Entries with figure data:
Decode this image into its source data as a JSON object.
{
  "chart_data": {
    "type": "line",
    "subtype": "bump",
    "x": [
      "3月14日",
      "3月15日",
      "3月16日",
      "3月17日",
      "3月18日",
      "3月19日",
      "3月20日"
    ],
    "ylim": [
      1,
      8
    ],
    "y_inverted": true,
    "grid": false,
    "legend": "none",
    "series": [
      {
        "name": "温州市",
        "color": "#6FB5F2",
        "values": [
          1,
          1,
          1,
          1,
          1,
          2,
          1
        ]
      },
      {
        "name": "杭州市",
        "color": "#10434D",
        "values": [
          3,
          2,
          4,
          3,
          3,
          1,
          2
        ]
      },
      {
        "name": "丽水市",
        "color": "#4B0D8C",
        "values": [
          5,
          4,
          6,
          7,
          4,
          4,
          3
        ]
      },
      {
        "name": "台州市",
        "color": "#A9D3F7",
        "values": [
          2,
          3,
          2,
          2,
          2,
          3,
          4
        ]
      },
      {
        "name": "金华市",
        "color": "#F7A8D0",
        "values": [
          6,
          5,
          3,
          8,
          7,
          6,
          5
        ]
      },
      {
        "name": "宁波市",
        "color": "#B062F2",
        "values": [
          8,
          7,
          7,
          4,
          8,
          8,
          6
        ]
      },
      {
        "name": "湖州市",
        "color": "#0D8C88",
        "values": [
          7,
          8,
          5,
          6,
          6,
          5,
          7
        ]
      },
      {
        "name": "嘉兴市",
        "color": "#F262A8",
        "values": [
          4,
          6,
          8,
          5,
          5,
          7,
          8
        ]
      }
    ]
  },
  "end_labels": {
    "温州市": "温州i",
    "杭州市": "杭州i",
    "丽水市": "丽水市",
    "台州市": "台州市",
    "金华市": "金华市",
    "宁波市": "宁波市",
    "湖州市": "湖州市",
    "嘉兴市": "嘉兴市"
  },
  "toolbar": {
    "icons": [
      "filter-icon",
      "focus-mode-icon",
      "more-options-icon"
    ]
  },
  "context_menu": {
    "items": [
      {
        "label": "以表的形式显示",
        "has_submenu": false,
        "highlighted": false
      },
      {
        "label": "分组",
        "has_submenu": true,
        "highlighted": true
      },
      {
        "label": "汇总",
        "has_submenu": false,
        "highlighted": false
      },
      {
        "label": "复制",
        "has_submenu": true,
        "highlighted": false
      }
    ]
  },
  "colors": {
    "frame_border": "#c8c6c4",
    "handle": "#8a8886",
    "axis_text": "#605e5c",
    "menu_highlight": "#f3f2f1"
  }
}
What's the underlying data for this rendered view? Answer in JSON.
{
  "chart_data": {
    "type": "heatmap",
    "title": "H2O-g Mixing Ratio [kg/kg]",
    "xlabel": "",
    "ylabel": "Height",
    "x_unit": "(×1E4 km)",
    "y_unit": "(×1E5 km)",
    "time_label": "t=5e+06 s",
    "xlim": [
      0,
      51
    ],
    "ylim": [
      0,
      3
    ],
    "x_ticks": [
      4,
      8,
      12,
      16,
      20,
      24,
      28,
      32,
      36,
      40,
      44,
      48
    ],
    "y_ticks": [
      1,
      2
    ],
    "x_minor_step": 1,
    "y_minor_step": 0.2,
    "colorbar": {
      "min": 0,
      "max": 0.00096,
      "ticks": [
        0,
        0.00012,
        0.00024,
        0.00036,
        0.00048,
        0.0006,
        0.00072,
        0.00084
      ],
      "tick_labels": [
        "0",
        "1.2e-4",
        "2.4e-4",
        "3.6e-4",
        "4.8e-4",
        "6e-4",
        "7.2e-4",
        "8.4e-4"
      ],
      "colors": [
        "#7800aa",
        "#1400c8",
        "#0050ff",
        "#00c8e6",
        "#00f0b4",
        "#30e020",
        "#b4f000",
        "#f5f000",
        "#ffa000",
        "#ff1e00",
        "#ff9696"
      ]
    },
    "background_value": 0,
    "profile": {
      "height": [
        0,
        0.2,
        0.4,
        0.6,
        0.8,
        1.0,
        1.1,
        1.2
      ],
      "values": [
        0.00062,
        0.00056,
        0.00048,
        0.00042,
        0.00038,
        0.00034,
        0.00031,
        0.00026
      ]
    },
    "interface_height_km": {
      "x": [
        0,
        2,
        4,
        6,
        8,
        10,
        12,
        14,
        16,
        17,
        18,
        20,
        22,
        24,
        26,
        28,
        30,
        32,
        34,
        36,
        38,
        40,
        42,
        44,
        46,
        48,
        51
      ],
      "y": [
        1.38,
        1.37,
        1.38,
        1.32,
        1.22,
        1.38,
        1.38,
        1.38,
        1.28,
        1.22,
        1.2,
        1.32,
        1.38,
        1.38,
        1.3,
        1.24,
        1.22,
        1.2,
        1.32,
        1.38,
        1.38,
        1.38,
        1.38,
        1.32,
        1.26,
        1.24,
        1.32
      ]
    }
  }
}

The task: Copy every line of the records above that holds the word "JSON".

Solution to this problem:
Decode this image into its source data as a JSON object.
What's the underlying data for this rendered view? Answer in JSON.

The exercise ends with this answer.